*TASK TO COMPLETE*.
The entries below should be given again exactly, minus their pictures.

>> begin

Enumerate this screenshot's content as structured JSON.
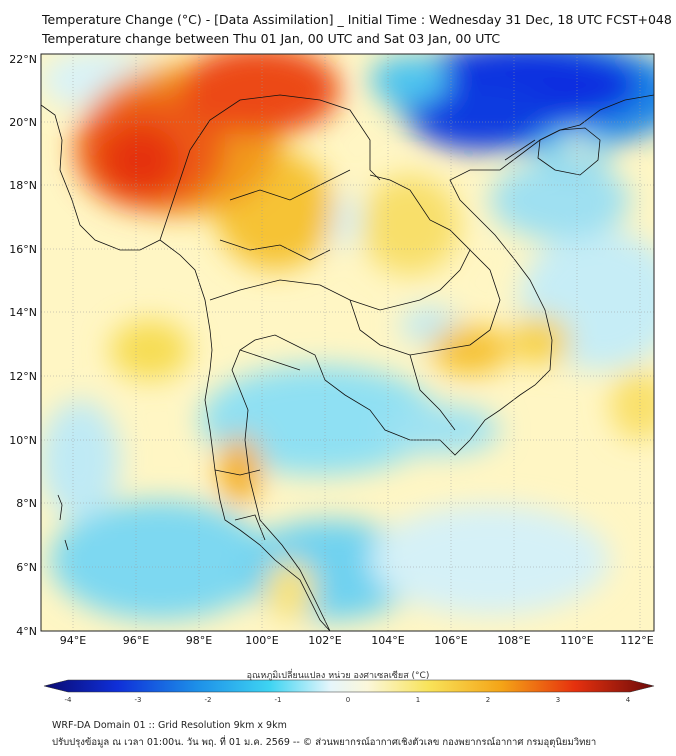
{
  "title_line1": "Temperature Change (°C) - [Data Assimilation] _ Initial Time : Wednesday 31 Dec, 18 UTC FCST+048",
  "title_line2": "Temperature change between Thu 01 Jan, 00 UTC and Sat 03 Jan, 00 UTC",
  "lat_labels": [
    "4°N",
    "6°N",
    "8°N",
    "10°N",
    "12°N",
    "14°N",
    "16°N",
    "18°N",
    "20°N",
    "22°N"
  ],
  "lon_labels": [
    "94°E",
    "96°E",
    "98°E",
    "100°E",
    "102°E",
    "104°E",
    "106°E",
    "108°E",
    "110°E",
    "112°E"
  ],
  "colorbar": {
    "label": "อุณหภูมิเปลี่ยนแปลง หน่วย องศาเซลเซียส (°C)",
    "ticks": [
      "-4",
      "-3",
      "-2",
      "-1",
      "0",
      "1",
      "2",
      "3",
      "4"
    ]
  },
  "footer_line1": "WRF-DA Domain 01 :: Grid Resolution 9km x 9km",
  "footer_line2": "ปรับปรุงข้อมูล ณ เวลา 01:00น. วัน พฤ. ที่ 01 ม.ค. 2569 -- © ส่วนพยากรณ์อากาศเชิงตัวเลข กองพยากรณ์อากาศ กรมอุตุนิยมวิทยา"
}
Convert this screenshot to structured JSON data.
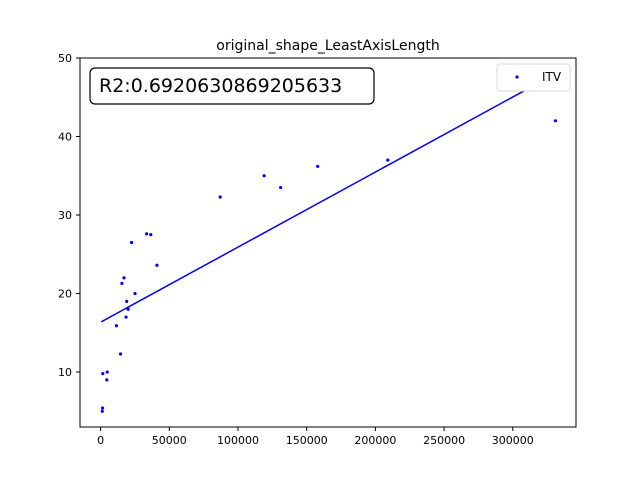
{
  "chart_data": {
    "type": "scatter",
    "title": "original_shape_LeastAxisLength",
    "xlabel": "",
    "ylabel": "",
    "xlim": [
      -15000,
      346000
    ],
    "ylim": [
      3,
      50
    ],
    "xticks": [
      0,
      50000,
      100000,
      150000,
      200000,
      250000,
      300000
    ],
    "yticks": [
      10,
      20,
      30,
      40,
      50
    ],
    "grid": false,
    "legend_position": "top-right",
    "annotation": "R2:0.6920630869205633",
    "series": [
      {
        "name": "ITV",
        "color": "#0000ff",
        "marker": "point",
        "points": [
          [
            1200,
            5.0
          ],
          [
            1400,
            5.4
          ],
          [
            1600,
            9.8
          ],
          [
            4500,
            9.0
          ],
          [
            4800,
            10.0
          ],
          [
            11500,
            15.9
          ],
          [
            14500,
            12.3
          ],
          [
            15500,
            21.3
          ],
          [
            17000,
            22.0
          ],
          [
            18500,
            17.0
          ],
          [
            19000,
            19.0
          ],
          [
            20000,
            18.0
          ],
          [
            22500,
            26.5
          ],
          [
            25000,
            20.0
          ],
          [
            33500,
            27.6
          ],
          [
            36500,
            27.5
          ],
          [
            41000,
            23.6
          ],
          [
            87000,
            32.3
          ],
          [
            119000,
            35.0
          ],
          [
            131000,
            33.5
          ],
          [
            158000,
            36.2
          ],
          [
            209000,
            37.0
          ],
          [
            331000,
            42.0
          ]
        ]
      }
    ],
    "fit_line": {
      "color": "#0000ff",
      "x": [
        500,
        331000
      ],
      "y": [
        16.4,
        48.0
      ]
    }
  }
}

>> end

*TASK ANSWER*.
Enumerate this screenshot's content as structured JSON.
{
  "title_line1": "Temperature Change (°C) - [Data Assimilation] _ Initial Time : Wednesday 31 Dec, 18 UTC FCST+048",
  "title_line2": "Temperature change between Thu 01 Jan, 00 UTC and Sat 03 Jan, 00 UTC",
  "lat_labels": [
    "4°N",
    "6°N",
    "8°N",
    "10°N",
    "12°N",
    "14°N",
    "16°N",
    "18°N",
    "20°N",
    "22°N"
  ],
  "lon_labels": [
    "94°E",
    "96°E",
    "98°E",
    "100°E",
    "102°E",
    "104°E",
    "106°E",
    "108°E",
    "110°E",
    "112°E"
  ],
  "colorbar": {
    "label": "อุณหภูมิเปลี่ยนแปลง หน่วย องศาเซลเซียส (°C)",
    "ticks": [
      "-4",
      "-3",
      "-2",
      "-1",
      "0",
      "1",
      "2",
      "3",
      "4"
    ]
  },
  "footer_line1": "WRF-DA Domain 01 :: Grid Resolution 9km x 9km",
  "footer_line2": "ปรับปรุงข้อมูล ณ เวลา 01:00น. วัน พฤ. ที่ 01 ม.ค. 2569 -- © ส่วนพยากรณ์อากาศเชิงตัวเลข กองพยากรณ์อากาศ กรมอุตุนิยมวิทยา"
}
Convert this screenshot to structured JSON data.
{
  "chart_data": {
    "type": "scatter",
    "title": "original_shape_LeastAxisLength",
    "xlabel": "",
    "ylabel": "",
    "xlim": [
      -15000,
      346000
    ],
    "ylim": [
      3,
      50
    ],
    "xticks": [
      0,
      50000,
      100000,
      150000,
      200000,
      250000,
      300000
    ],
    "yticks": [
      10,
      20,
      30,
      40,
      50
    ],
    "grid": false,
    "legend_position": "top-right",
    "annotation": "R2:0.6920630869205633",
    "series": [
      {
        "name": "ITV",
        "color": "#0000ff",
        "marker": "point",
        "points": [
          [
            1200,
            5.0
          ],
          [
            1400,
            5.4
          ],
          [
            1600,
            9.8
          ],
          [
            4500,
            9.0
          ],
          [
            4800,
            10.0
          ],
          [
            11500,
            15.9
          ],
          [
            14500,
            12.3
          ],
          [
            15500,
            21.3
          ],
          [
            17000,
            22.0
          ],
          [
            18500,
            17.0
          ],
          [
            19000,
            19.0
          ],
          [
            20000,
            18.0
          ],
          [
            22500,
            26.5
          ],
          [
            25000,
            20.0
          ],
          [
            33500,
            27.6
          ],
          [
            36500,
            27.5
          ],
          [
            41000,
            23.6
          ],
          [
            87000,
            32.3
          ],
          [
            119000,
            35.0
          ],
          [
            131000,
            33.5
          ],
          [
            158000,
            36.2
          ],
          [
            209000,
            37.0
          ],
          [
            331000,
            42.0
          ]
        ]
      }
    ],
    "fit_line": {
      "color": "#0000ff",
      "x": [
        500,
        331000
      ],
      "y": [
        16.4,
        48.0
      ]
    }
  }
}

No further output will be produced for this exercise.